>> BEGIN Available data

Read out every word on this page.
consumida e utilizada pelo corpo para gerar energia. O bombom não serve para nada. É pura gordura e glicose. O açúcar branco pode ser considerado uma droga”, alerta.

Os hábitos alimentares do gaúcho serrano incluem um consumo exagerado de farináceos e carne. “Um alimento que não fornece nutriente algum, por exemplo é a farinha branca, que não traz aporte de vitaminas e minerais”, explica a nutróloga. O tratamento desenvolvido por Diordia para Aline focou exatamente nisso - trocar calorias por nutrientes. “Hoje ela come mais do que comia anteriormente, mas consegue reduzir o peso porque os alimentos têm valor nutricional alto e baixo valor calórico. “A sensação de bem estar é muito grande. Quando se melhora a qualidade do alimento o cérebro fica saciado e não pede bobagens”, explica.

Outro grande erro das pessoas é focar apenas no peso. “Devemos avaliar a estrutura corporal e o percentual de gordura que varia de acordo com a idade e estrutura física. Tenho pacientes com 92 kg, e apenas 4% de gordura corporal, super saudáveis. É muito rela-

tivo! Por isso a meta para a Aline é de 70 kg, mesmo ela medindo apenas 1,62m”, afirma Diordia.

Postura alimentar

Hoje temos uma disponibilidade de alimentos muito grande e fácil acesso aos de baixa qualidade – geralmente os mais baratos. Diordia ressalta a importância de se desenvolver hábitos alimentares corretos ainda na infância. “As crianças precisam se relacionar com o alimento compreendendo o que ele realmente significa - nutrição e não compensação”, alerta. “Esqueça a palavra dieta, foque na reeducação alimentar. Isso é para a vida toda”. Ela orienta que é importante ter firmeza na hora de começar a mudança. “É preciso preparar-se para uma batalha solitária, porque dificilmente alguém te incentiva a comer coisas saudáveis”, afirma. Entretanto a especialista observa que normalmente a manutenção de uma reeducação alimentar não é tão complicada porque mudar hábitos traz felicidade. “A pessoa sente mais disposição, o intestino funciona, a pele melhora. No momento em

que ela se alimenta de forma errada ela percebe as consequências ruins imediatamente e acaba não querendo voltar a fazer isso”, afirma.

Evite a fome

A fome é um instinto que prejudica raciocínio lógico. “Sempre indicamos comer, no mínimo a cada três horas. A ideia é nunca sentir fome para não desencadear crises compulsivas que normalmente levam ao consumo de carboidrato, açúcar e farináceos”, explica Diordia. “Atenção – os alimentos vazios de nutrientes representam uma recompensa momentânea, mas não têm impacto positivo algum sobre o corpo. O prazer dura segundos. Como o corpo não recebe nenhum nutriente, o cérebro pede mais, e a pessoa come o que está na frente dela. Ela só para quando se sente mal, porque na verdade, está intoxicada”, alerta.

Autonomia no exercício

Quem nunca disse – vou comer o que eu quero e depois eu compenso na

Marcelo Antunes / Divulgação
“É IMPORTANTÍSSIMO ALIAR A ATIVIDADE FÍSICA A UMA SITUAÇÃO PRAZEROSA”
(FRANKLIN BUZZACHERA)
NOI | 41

>> END Available data

**Prompt**: Working from the entries above, return all lines that contain "apenas".

**Answer below**:
Outro grande erro das pessoas é focar apenas no peso. “Devemos avaliar a estrutura corporal e o percentual de gordura que varia de acordo com a idade e estrutura física. Tenho pacientes com 92 kg, e apenas 4% de gordura corporal, super saudáveis. É muito rela-
tivo! Por isso a meta para a Aline é de 70 kg, mesmo ela medindo apenas 1,62m”, afirma Diordia.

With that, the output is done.